WORK TO BE COMPLETED:
In the entries below, change every "recent-work-thumbnail" to "recent-work-tile" and write the lines out again with nothing else altered.

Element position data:
— Begin —

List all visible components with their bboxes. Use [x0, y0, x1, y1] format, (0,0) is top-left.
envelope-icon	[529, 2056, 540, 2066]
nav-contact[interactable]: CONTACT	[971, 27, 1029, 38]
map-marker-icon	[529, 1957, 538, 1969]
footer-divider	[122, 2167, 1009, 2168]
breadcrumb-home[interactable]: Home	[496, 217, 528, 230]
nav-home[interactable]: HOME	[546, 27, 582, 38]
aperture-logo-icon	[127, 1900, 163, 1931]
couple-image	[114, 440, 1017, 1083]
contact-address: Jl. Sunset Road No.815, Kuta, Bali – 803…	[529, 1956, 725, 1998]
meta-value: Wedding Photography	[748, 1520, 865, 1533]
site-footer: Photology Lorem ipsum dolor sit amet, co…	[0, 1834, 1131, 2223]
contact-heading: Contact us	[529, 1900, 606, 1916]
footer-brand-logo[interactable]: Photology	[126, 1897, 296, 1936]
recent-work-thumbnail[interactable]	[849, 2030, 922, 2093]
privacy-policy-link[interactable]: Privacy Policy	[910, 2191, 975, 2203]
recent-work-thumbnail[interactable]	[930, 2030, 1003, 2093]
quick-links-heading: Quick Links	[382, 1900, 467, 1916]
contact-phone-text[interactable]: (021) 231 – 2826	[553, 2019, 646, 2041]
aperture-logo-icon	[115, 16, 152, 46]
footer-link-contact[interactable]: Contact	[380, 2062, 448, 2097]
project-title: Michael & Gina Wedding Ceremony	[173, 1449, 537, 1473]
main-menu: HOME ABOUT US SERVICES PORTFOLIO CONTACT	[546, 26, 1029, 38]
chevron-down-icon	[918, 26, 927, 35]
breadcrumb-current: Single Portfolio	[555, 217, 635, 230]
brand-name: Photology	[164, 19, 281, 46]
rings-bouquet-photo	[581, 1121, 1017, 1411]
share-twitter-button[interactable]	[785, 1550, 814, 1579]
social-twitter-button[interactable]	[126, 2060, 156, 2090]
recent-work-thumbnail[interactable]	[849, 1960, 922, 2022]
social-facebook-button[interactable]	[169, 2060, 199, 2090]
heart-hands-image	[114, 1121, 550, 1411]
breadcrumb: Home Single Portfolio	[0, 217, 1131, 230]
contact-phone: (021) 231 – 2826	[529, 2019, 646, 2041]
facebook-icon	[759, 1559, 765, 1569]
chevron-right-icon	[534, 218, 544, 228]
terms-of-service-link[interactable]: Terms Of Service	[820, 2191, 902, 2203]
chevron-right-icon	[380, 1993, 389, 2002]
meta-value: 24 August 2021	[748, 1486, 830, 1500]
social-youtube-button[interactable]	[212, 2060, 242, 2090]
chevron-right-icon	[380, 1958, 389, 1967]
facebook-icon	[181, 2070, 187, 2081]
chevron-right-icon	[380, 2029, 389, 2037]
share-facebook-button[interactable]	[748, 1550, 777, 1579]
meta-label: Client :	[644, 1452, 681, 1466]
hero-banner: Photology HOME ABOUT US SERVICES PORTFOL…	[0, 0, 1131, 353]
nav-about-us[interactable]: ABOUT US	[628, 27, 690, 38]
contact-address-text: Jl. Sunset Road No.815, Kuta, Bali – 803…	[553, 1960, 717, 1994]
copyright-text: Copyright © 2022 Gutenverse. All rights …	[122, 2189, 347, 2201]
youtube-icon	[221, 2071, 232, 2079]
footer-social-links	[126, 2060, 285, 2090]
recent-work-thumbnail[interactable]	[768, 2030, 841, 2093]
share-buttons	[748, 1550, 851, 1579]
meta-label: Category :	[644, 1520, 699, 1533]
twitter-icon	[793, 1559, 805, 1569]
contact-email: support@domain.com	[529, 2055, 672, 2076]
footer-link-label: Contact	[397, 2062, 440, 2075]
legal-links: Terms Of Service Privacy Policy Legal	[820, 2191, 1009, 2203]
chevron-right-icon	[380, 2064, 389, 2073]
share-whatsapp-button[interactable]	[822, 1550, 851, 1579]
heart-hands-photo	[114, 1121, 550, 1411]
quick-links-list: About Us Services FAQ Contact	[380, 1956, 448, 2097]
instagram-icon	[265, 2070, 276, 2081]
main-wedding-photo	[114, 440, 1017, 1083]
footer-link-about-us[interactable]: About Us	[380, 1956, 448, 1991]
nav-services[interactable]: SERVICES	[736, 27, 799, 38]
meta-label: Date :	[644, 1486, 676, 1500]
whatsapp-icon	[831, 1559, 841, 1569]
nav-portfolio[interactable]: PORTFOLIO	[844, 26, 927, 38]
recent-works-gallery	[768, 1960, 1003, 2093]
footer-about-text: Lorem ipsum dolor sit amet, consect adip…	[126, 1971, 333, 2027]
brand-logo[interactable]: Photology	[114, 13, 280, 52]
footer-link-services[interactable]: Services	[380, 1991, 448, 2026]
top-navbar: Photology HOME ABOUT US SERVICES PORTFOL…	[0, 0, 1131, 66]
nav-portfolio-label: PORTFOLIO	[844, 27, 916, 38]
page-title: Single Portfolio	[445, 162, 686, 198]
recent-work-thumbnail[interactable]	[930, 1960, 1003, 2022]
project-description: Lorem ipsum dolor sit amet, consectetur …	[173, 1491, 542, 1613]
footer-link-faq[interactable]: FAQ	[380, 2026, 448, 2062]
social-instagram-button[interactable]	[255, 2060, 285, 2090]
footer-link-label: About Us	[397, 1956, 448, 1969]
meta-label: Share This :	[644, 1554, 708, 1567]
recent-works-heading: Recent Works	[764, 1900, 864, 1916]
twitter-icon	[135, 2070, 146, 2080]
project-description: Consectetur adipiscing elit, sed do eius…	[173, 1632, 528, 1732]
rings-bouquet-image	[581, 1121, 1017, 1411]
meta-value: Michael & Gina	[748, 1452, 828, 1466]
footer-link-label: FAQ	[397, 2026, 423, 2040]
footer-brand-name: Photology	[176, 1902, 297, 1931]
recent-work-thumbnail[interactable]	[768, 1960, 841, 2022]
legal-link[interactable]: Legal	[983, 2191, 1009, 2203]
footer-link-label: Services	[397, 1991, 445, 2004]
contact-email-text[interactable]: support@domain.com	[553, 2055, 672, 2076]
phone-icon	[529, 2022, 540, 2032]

— End —

CORRECT RESPONSE:
List all visible components with their bboxes. Use [x0, y0, x1, y1] format, (0,0) is top-left.
envelope-icon	[529, 2056, 540, 2066]
nav-contact[interactable]: CONTACT	[971, 27, 1029, 38]
map-marker-icon	[529, 1957, 538, 1969]
footer-divider	[122, 2167, 1009, 2168]
breadcrumb-home[interactable]: Home	[496, 217, 528, 230]
nav-home[interactable]: HOME	[546, 27, 582, 38]
aperture-logo-icon	[127, 1900, 163, 1931]
couple-image	[114, 440, 1017, 1083]
contact-address: Jl. Sunset Road No.815, Kuta, Bali – 803…	[529, 1956, 725, 1998]
meta-value: Wedding Photography	[748, 1520, 865, 1533]
site-footer: Photology Lorem ipsum dolor sit amet, co…	[0, 1834, 1131, 2223]
contact-heading: Contact us	[529, 1900, 606, 1916]
footer-brand-logo[interactable]: Photology	[126, 1897, 296, 1936]
recent-work-tile[interactable]	[849, 2030, 922, 2093]
privacy-policy-link[interactable]: Privacy Policy	[910, 2191, 975, 2203]
recent-work-tile[interactable]	[930, 2030, 1003, 2093]
quick-links-heading: Quick Links	[382, 1900, 467, 1916]
contact-phone-text[interactable]: (021) 231 – 2826	[553, 2019, 646, 2041]
aperture-logo-icon	[115, 16, 152, 46]
footer-link-contact[interactable]: Contact	[380, 2062, 448, 2097]
project-title: Michael & Gina Wedding Ceremony	[173, 1449, 537, 1473]
main-menu: HOME ABOUT US SERVICES PORTFOLIO CONTACT	[546, 26, 1029, 38]
chevron-down-icon	[918, 26, 927, 35]
breadcrumb-current: Single Portfolio	[555, 217, 635, 230]
brand-name: Photology	[164, 19, 281, 46]
rings-bouquet-photo	[581, 1121, 1017, 1411]
share-twitter-button[interactable]	[785, 1550, 814, 1579]
social-twitter-button[interactable]	[126, 2060, 156, 2090]
recent-work-tile[interactable]	[849, 1960, 922, 2022]
social-facebook-button[interactable]	[169, 2060, 199, 2090]
heart-hands-image	[114, 1121, 550, 1411]
breadcrumb: Home Single Portfolio	[0, 217, 1131, 230]
contact-phone: (021) 231 – 2826	[529, 2019, 646, 2041]
facebook-icon	[759, 1559, 765, 1569]
chevron-right-icon	[534, 218, 544, 228]
terms-of-service-link[interactable]: Terms Of Service	[820, 2191, 902, 2203]
chevron-right-icon	[380, 1993, 389, 2002]
meta-value: 24 August 2021	[748, 1486, 830, 1500]
social-youtube-button[interactable]	[212, 2060, 242, 2090]
chevron-right-icon	[380, 1958, 389, 1967]
facebook-icon	[181, 2070, 187, 2081]
chevron-right-icon	[380, 2029, 389, 2037]
share-facebook-button[interactable]	[748, 1550, 777, 1579]
meta-label: Client :	[644, 1452, 681, 1466]
hero-banner: Photology HOME ABOUT US SERVICES PORTFOL…	[0, 0, 1131, 353]
nav-about-us[interactable]: ABOUT US	[628, 27, 690, 38]
contact-address-text: Jl. Sunset Road No.815, Kuta, Bali – 803…	[553, 1960, 717, 1994]
copyright-text: Copyright © 2022 Gutenverse. All rights …	[122, 2189, 347, 2201]
youtube-icon	[221, 2071, 232, 2079]
footer-social-links	[126, 2060, 285, 2090]
recent-work-tile[interactable]	[768, 2030, 841, 2093]
share-buttons	[748, 1550, 851, 1579]
meta-label: Category :	[644, 1520, 699, 1533]
twitter-icon	[793, 1559, 805, 1569]
contact-email: support@domain.com	[529, 2055, 672, 2076]
footer-link-label: Contact	[397, 2062, 440, 2075]
legal-links: Terms Of Service Privacy Policy Legal	[820, 2191, 1009, 2203]
chevron-right-icon	[380, 2064, 389, 2073]
share-whatsapp-button[interactable]	[822, 1550, 851, 1579]
heart-hands-photo	[114, 1121, 550, 1411]
quick-links-list: About Us Services FAQ Contact	[380, 1956, 448, 2097]
instagram-icon	[265, 2070, 276, 2081]
main-wedding-photo	[114, 440, 1017, 1083]
footer-link-about-us[interactable]: About Us	[380, 1956, 448, 1991]
nav-services[interactable]: SERVICES	[736, 27, 799, 38]
meta-label: Date :	[644, 1486, 676, 1500]
whatsapp-icon	[831, 1559, 841, 1569]
nav-portfolio[interactable]: PORTFOLIO	[844, 26, 927, 38]
recent-works-gallery	[768, 1960, 1003, 2093]
footer-about-text: Lorem ipsum dolor sit amet, consect adip…	[126, 1971, 333, 2027]
brand-logo[interactable]: Photology	[114, 13, 280, 52]
footer-link-services[interactable]: Services	[380, 1991, 448, 2026]
top-navbar: Photology HOME ABOUT US SERVICES PORTFOL…	[0, 0, 1131, 66]
nav-portfolio-label: PORTFOLIO	[844, 27, 916, 38]
page-title: Single Portfolio	[445, 162, 686, 198]
recent-work-tile[interactable]	[930, 1960, 1003, 2022]
project-description: Lorem ipsum dolor sit amet, consectetur …	[173, 1491, 542, 1613]
footer-link-faq[interactable]: FAQ	[380, 2026, 448, 2062]
social-instagram-button[interactable]	[255, 2060, 285, 2090]
footer-link-label: About Us	[397, 1956, 448, 1969]
meta-label: Share This :	[644, 1554, 708, 1567]
recent-works-heading: Recent Works	[764, 1900, 864, 1916]
twitter-icon	[135, 2070, 146, 2080]
project-description: Consectetur adipiscing elit, sed do eius…	[173, 1632, 528, 1732]
rings-bouquet-image	[581, 1121, 1017, 1411]
meta-value: Michael & Gina	[748, 1452, 828, 1466]
footer-link-label: FAQ	[397, 2026, 423, 2040]
footer-brand-name: Photology	[176, 1902, 297, 1931]
recent-work-tile[interactable]	[768, 1960, 841, 2022]
legal-link[interactable]: Legal	[983, 2191, 1009, 2203]
footer-link-label: Services	[397, 1991, 445, 2004]
contact-email-text[interactable]: support@domain.com	[553, 2055, 672, 2076]
phone-icon	[529, 2022, 540, 2032]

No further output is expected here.